**Brief**
Revise the stretch of the listing from the line containing "Give bounding boxes" through the line containing "leader-line [133,427,163,429]", replacing "number-tag" with "callout-number" and keeping everything else unchanged. Omit the pictures from your answer.

**Rows**
--

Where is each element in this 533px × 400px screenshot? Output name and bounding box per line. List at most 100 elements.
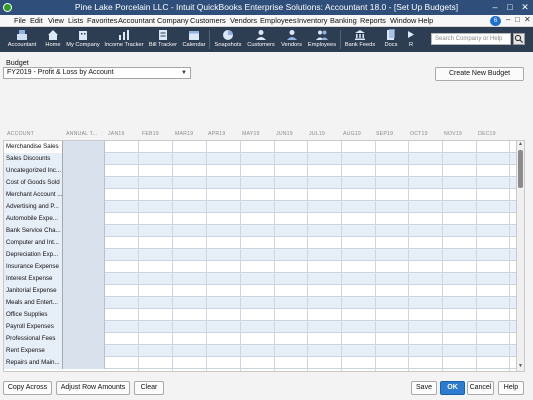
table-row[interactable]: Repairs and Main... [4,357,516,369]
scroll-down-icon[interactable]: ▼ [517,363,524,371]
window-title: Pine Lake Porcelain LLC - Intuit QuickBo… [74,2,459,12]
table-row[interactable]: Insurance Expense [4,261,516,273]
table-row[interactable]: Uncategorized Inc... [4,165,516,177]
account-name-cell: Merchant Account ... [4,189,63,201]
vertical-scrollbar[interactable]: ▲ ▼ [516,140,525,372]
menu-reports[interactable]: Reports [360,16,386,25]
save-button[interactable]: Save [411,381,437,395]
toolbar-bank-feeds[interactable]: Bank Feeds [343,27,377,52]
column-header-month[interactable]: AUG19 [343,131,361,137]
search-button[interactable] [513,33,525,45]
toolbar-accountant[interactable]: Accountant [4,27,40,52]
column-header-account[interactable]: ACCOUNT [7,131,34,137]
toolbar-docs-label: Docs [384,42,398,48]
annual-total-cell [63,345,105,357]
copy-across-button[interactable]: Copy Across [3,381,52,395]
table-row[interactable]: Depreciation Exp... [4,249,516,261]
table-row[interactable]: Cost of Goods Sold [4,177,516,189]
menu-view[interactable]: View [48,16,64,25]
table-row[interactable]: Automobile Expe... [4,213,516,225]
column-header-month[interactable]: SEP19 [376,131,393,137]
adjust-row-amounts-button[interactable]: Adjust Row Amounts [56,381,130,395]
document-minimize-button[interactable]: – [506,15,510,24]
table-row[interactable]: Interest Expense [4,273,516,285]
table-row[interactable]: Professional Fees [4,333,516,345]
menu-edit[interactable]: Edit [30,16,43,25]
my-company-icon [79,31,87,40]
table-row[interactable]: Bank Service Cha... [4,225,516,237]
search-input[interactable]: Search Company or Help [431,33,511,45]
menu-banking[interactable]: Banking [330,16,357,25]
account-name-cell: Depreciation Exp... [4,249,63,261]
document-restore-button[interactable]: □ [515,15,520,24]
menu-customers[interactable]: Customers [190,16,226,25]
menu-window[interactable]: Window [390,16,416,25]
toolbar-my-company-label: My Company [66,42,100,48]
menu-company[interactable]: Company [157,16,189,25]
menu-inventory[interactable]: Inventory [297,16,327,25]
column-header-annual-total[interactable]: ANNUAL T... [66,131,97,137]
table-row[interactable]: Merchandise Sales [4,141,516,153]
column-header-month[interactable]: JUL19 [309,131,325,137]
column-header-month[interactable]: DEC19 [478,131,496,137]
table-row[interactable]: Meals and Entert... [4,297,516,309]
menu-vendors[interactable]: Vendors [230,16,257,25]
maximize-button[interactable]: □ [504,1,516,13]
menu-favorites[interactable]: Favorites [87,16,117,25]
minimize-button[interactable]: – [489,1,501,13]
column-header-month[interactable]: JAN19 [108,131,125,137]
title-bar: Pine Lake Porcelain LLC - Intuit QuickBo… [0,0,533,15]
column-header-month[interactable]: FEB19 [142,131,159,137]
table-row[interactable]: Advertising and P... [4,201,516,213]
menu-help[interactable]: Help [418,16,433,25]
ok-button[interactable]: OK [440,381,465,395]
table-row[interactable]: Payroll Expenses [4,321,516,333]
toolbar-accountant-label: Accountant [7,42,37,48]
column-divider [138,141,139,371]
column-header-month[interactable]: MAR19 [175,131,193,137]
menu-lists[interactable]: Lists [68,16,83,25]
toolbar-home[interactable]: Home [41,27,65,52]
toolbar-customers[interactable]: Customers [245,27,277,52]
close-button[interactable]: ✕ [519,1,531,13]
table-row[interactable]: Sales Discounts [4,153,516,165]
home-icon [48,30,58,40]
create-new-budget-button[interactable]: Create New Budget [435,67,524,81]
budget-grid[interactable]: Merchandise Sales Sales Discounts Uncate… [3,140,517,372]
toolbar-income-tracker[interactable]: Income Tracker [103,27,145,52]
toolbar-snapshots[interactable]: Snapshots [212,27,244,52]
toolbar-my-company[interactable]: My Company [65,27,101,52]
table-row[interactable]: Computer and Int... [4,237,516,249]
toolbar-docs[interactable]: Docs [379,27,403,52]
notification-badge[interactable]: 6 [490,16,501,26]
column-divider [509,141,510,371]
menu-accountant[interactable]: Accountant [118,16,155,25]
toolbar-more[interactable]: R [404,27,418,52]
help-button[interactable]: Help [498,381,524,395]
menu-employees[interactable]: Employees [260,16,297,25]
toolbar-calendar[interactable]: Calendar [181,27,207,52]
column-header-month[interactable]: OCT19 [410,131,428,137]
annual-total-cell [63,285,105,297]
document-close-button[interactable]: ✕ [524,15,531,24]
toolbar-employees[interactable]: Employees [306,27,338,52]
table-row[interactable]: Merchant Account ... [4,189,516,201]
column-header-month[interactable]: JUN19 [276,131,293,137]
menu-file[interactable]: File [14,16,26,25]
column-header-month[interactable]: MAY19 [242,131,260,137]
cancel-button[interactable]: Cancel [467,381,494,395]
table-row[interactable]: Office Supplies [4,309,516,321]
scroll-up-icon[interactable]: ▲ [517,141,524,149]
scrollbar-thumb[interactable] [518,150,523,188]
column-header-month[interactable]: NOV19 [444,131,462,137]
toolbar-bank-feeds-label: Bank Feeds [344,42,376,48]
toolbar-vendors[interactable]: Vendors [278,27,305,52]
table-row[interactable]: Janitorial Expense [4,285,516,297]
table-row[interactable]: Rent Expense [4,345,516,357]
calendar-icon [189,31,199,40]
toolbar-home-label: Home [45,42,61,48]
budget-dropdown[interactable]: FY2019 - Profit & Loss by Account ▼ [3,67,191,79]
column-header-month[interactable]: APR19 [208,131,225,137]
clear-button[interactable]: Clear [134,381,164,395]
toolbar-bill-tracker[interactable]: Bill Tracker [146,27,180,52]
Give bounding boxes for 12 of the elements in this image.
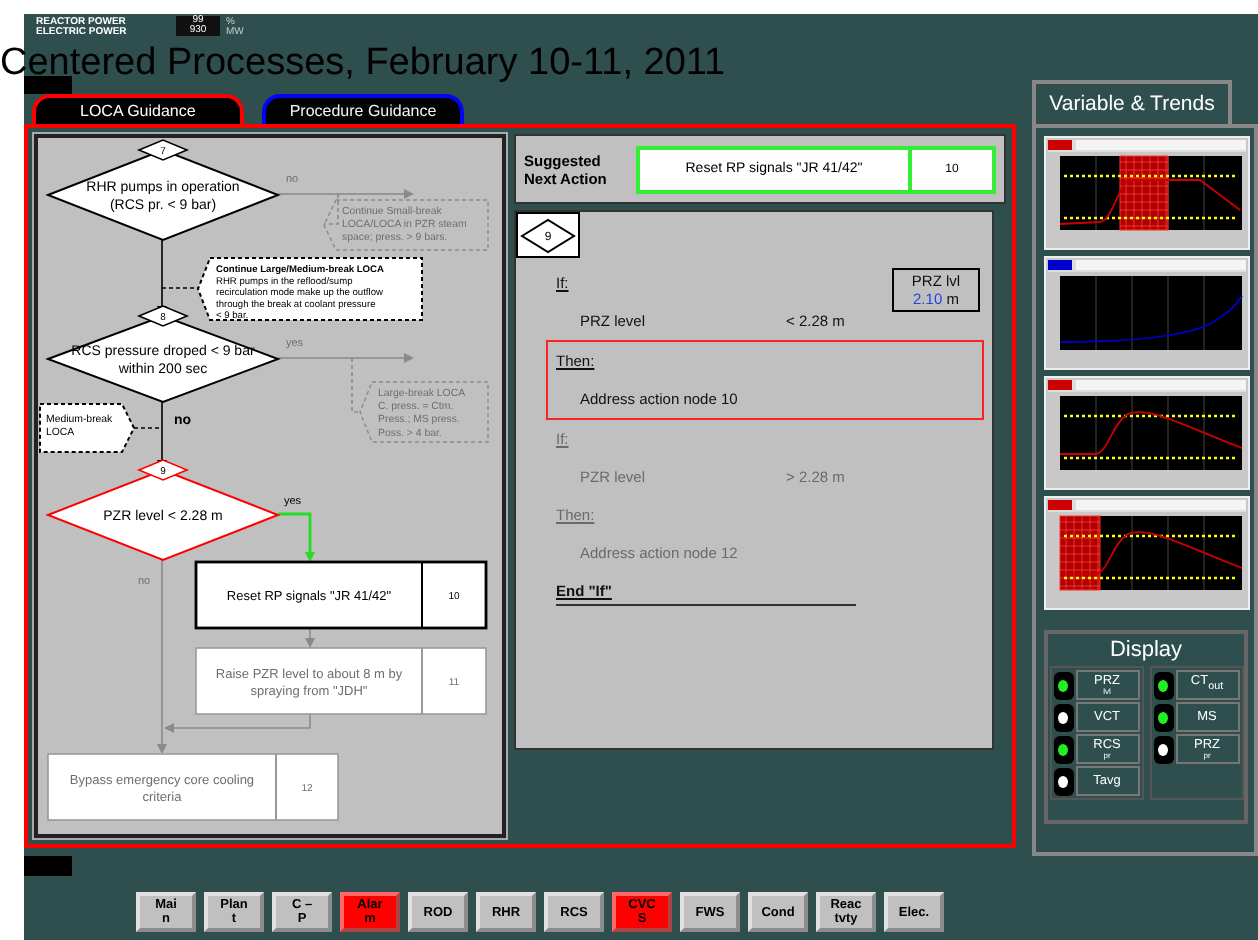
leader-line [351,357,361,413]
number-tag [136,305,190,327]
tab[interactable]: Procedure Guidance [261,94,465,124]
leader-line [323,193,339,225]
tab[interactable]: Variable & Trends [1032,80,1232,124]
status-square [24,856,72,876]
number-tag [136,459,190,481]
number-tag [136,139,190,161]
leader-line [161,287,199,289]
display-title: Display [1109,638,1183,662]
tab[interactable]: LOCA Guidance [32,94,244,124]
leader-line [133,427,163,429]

--

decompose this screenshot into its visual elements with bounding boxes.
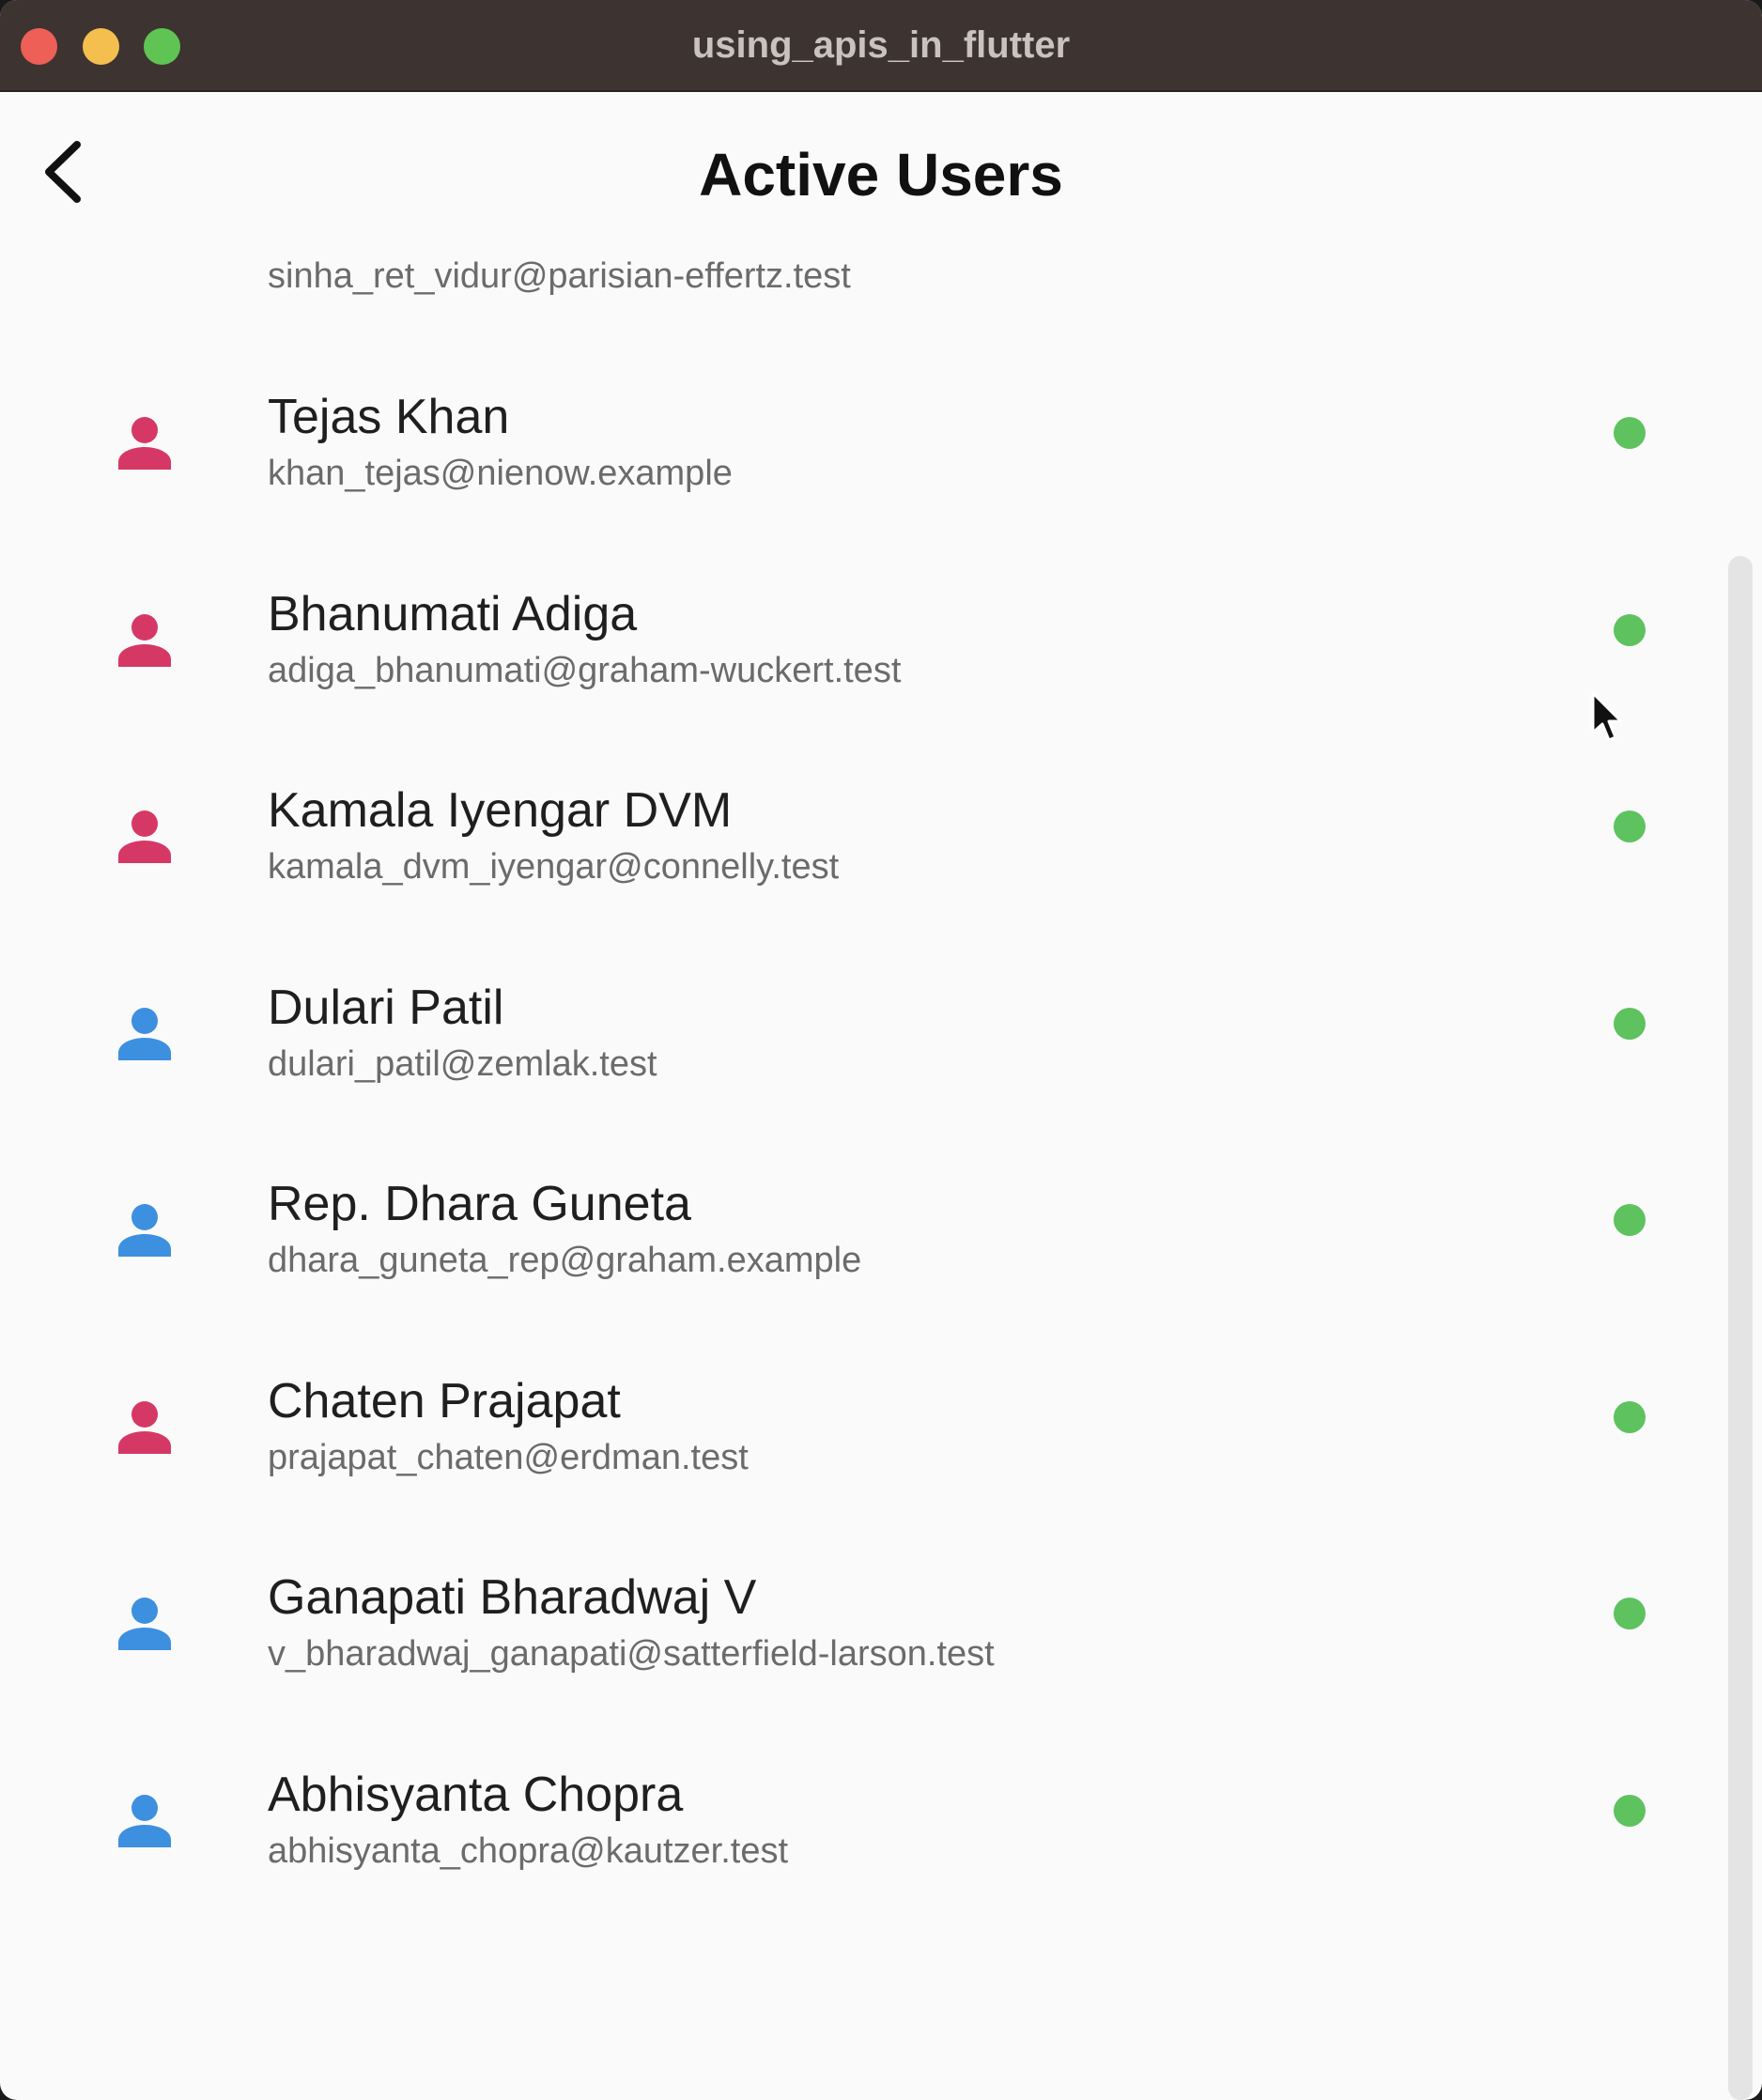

--

**Expected answer**
Give bounding boxes for 12 of the elements in this image.
leader-line [351,357,361,413]
callout-number [136,305,190,327]
tab[interactable]: Procedure Guidance [261,94,465,124]
leader-line [323,193,339,225]
tab[interactable]: Variable & Trends [1032,80,1232,124]
status-square [24,856,72,876]
callout-number [136,459,190,481]
callout-number [136,139,190,161]
leader-line [161,287,199,289]
display-title: Display [1109,638,1183,662]
tab[interactable]: LOCA Guidance [32,94,244,124]
leader-line [133,427,163,429]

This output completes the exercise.